(Data entries)
________________________

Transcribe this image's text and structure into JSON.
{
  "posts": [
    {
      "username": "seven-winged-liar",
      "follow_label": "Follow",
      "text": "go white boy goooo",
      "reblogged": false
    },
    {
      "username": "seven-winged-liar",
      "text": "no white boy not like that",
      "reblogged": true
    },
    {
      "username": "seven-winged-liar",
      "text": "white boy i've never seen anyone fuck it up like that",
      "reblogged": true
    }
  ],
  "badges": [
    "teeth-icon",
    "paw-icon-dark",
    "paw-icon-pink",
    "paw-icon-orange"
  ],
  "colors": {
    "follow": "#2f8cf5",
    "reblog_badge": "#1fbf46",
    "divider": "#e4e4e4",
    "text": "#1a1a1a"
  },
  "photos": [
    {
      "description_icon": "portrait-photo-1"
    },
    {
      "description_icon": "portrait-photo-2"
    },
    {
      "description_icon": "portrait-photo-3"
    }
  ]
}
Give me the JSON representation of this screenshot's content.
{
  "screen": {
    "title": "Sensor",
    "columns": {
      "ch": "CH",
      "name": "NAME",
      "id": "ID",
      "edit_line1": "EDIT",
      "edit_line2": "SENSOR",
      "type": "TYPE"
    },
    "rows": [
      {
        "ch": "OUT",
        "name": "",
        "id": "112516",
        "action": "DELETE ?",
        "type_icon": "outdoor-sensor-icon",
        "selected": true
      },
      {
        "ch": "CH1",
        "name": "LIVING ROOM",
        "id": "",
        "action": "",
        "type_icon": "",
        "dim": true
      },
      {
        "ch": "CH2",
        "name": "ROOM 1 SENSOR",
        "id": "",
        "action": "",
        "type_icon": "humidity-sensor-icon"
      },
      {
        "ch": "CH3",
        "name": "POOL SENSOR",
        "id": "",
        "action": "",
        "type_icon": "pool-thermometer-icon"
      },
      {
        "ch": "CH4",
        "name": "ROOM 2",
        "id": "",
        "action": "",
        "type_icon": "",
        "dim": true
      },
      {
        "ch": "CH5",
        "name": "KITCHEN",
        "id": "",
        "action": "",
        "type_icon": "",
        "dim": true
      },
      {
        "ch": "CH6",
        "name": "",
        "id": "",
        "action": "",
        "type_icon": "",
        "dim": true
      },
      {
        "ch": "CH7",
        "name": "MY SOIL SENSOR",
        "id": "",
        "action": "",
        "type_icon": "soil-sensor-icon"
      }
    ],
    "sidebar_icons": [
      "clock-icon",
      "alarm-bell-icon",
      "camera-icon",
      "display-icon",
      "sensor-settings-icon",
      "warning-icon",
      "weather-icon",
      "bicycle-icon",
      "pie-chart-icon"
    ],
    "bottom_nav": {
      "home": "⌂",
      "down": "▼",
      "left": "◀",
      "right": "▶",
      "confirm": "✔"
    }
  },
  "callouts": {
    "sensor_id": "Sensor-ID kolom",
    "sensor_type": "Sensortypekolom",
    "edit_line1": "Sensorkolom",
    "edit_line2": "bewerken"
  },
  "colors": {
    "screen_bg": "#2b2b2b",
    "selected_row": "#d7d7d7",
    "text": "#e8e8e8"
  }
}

________________________

▸ **YOUR OBJECTIVE**: Copy out each line exactly.

▸ **ANSWER TO THIS PROBLEM**:
Transcribe this image's text and structure into JSON.
{
  "posts": [
    {
      "username": "seven-winged-liar",
      "follow_label": "Follow",
      "text": "go white boy goooo",
      "reblogged": false
    },
    {
      "username": "seven-winged-liar",
      "text": "no white boy not like that",
      "reblogged": true
    },
    {
      "username": "seven-winged-liar",
      "text": "white boy i've never seen anyone fuck it up like that",
      "reblogged": true
    }
  ],
  "badges": [
    "teeth-icon",
    "paw-icon-dark",
    "paw-icon-pink",
    "paw-icon-orange"
  ],
  "colors": {
    "follow": "#2f8cf5",
    "reblog_badge": "#1fbf46",
    "divider": "#e4e4e4",
    "text": "#1a1a1a"
  },
  "photos": [
    {
      "description_icon": "portrait-photo-1"
    },
    {
      "description_icon": "portrait-photo-2"
    },
    {
      "description_icon": "portrait-photo-3"
    }
  ]
}
Give me the JSON representation of this screenshot's content.
{
  "screen": {
    "title": "Sensor",
    "columns": {
      "ch": "CH",
      "name": "NAME",
      "id": "ID",
      "edit_line1": "EDIT",
      "edit_line2": "SENSOR",
      "type": "TYPE"
    },
    "rows": [
      {
        "ch": "OUT",
        "name": "",
        "id": "112516",
        "action": "DELETE ?",
        "type_icon": "outdoor-sensor-icon",
        "selected": true
      },
      {
        "ch": "CH1",
        "name": "LIVING ROOM",
        "id": "",
        "action": "",
        "type_icon": "",
        "dim": true
      },
      {
        "ch": "CH2",
        "name": "ROOM 1 SENSOR",
        "id": "",
        "action": "",
        "type_icon": "humidity-sensor-icon"
      },
      {
        "ch": "CH3",
        "name": "POOL SENSOR",
        "id": "",
        "action": "",
        "type_icon": "pool-thermometer-icon"
      },
      {
        "ch": "CH4",
        "name": "ROOM 2",
        "id": "",
        "action": "",
        "type_icon": "",
        "dim": true
      },
      {
        "ch": "CH5",
        "name": "KITCHEN",
        "id": "",
        "action": "",
        "type_icon": "",
        "dim": true
      },
      {
        "ch": "CH6",
        "name": "",
        "id": "",
        "action": "",
        "type_icon": "",
        "dim": true
      },
      {
        "ch": "CH7",
        "name": "MY SOIL SENSOR",
        "id": "",
        "action": "",
        "type_icon": "soil-sensor-icon"
      }
    ],
    "sidebar_icons": [
      "clock-icon",
      "alarm-bell-icon",
      "camera-icon",
      "display-icon",
      "sensor-settings-icon",
      "warning-icon",
      "weather-icon",
      "bicycle-icon",
      "pie-chart-icon"
    ],
    "bottom_nav": {
      "home": "⌂",
      "down": "▼",
      "left": "◀",
      "right": "▶",
      "confirm": "✔"
    }
  },
  "callouts": {
    "sensor_id": "Sensor-ID kolom",
    "sensor_type": "Sensortypekolom",
    "edit_line1": "Sensorkolom",
    "edit_line2": "bewerken"
  },
  "colors": {
    "screen_bg": "#2b2b2b",
    "selected_row": "#d7d7d7",
    "text": "#e8e8e8"
  }
}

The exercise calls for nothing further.